··· Texto fuente ···

Javier M. Iguíñiz Echeverría*
La reforma del sistema de salud en EE.UU., con todas sus limitaciones, constituye una victoria moral y un gran y adeudado paso hacia la universalidad del cuidado de la salud en ese gran país, hacia la valorización de cada una de sus personas.
Esa reforma es necesaria a gritos tanto por la inviabilidad presupuestal como por lo escandaloso del sistema actual. El aspecto presupuestal es de menor importancia dados los recursos privados y públicos de ese país y a la luz de las argumentaciones opositoras el que menos interesa. Ojala importara más en este caso. De cualquier modo, Estados Unidos es uno de los países que muestra cómo la riqueza de una nación, por muy grande que sea, no soluciona por sí misma el problema de la pobreza masiva y persistente. Es también un país que muestra cómo una amplia clase media no garantiza la desaparición de la precariedad de la vida de una gran parte de su población. Ni en un país así las gigantescas empresas de seguros logran y ni siquiera tratan de asegurar al conjunto de la población con los recursos fundamentales para sobrevivir. Más aún, se comprueba en ese país que un pueblo con gran religiosidad, en este caso principalmente cristiana, no es necesariamente uno con más conmiseración por el compatriota carente que la de otros pueblos menos religiosos. También que una admirable y frondosa existencia de obras de caridad (charities) no resuelve la angustia de los ancianos ante las olas de calor o de frío, o de jóvenes y viejos ante enfermedades curables. La grandeza de lo logrado por Obama y los estadounidenses que lo apoyan se estima mejor tras recordar lo anterior.

··· Datos proporcionados ···

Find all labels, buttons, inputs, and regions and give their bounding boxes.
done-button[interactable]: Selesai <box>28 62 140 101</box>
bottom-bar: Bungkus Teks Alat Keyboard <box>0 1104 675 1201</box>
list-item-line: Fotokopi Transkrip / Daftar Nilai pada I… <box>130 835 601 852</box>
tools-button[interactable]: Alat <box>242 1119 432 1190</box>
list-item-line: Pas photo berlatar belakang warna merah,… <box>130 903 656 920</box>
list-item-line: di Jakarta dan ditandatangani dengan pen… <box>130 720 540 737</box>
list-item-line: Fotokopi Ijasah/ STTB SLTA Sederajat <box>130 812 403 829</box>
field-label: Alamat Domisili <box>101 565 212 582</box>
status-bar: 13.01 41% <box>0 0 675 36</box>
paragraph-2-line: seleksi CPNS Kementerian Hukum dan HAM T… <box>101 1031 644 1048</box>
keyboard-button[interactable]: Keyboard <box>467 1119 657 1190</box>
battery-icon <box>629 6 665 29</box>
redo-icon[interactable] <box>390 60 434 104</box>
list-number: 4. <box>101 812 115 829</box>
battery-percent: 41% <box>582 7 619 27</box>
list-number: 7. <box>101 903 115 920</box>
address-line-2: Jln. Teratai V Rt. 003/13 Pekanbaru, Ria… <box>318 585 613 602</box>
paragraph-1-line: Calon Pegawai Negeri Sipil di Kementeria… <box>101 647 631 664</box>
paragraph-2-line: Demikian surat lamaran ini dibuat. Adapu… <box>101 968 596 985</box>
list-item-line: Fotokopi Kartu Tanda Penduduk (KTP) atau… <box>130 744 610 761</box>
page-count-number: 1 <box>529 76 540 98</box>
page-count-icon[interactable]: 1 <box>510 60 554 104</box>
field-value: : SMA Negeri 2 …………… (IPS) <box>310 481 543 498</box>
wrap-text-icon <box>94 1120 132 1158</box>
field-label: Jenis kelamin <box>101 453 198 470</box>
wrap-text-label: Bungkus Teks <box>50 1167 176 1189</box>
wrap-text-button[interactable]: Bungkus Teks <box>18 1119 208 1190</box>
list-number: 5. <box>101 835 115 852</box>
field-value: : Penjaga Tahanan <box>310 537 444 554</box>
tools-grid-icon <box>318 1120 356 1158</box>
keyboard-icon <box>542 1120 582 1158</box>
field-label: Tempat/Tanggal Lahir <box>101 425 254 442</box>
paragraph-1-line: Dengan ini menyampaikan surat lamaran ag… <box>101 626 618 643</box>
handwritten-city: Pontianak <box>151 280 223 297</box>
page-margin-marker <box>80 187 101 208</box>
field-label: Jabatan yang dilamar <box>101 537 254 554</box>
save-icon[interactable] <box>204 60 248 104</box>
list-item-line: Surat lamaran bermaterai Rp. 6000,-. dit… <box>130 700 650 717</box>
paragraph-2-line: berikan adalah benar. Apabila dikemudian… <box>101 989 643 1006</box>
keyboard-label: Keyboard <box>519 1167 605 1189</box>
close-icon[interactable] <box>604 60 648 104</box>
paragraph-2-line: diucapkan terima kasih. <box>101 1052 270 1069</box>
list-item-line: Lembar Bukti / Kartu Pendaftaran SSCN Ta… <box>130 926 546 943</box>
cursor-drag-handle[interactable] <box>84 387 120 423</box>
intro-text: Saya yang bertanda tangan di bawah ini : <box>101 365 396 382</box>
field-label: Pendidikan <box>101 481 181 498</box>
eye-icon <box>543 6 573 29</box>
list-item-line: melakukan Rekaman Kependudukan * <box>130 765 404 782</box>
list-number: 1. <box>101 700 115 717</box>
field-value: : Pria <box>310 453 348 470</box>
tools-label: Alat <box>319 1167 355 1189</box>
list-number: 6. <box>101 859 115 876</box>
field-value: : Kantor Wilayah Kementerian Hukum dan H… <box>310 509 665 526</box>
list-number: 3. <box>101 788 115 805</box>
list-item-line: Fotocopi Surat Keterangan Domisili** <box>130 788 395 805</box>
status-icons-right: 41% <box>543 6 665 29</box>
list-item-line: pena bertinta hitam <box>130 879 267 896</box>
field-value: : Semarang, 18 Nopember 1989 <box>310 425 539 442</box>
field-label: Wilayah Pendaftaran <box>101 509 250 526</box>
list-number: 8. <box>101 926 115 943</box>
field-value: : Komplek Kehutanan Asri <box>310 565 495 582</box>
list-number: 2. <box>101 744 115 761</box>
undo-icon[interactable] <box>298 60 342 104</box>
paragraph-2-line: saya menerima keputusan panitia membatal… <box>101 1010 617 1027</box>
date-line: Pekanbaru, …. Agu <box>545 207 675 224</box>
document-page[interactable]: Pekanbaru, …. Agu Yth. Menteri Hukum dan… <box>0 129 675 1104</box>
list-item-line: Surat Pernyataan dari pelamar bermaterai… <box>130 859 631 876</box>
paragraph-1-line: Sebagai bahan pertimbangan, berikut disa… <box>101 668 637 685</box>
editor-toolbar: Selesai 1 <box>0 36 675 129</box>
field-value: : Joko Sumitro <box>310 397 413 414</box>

···

Objetivo del ejercicio: Devuelve sin cambios el fragmento del texto sobre la reforma de la salud en EE.UU. que va desde "Javier M. Iguíñiz" hasta "de sus personas.".

Respuesta del ejercicio:
Javier M. Iguíñiz Echeverría*
La reforma del sistema de salud en EE.UU., con todas sus limitaciones, constituye una victoria moral y un gran y adeudado paso hacia la universalidad del cuidado de la salud en ese gran país, hacia la valorización de cada una de sus personas.